(Extracted data entries)
════════════════
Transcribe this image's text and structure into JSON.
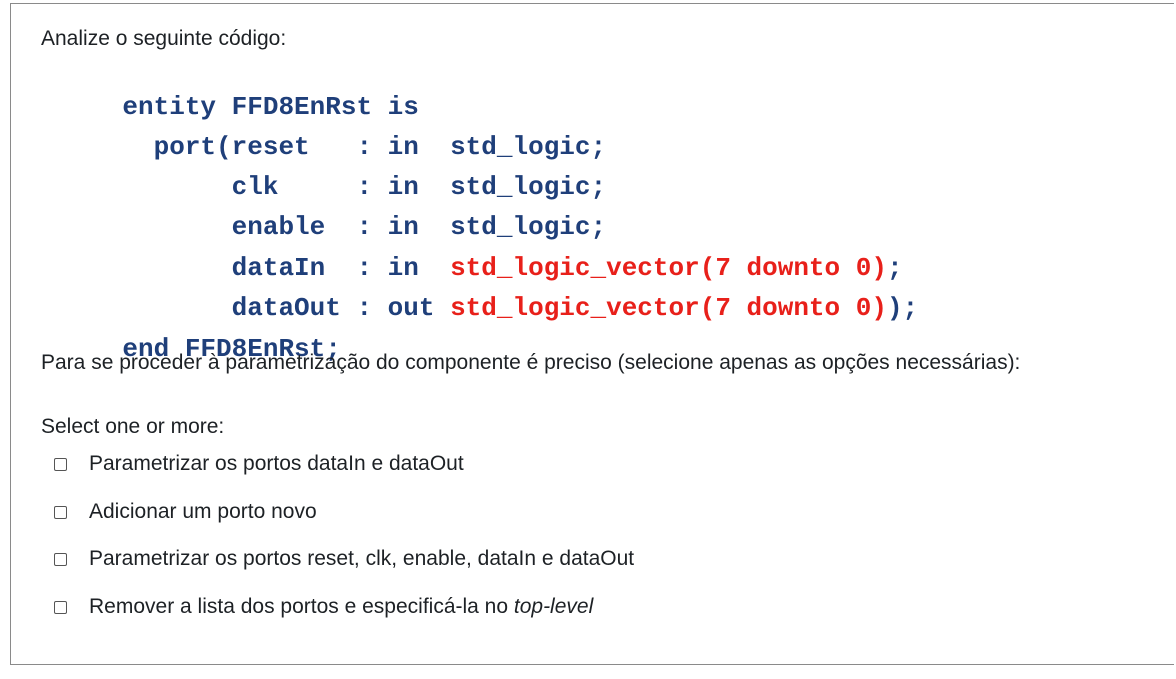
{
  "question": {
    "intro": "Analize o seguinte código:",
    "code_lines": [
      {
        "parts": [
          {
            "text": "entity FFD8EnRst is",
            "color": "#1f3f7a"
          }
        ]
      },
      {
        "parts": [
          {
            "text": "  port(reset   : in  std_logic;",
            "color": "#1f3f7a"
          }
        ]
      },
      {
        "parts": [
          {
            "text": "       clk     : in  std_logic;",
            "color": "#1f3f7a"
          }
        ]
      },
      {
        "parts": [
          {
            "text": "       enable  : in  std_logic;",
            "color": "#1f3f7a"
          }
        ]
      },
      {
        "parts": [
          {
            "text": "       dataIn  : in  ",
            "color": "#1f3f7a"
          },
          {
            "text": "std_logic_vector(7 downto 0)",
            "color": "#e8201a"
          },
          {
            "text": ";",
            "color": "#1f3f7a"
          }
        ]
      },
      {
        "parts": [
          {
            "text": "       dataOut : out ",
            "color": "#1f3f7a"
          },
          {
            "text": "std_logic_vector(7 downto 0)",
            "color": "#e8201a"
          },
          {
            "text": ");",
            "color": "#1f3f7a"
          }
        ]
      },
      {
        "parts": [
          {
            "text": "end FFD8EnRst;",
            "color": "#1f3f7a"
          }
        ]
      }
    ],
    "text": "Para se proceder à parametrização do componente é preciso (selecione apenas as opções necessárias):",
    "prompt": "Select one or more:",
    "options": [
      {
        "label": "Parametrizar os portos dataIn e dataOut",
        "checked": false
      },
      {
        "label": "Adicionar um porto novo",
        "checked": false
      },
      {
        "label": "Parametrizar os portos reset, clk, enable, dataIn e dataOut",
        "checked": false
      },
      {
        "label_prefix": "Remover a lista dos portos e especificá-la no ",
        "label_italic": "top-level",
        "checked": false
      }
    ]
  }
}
════════════════
TASK DIRECTIONS: Only lines that contain the word "reset" are wanted; copy each of them.

WRITTEN RESPONSE:
            "text": "  port(reset   : in  std_logic;",
        "label": "Parametrizar os portos reset, clk, enable, dataIn e dataOut",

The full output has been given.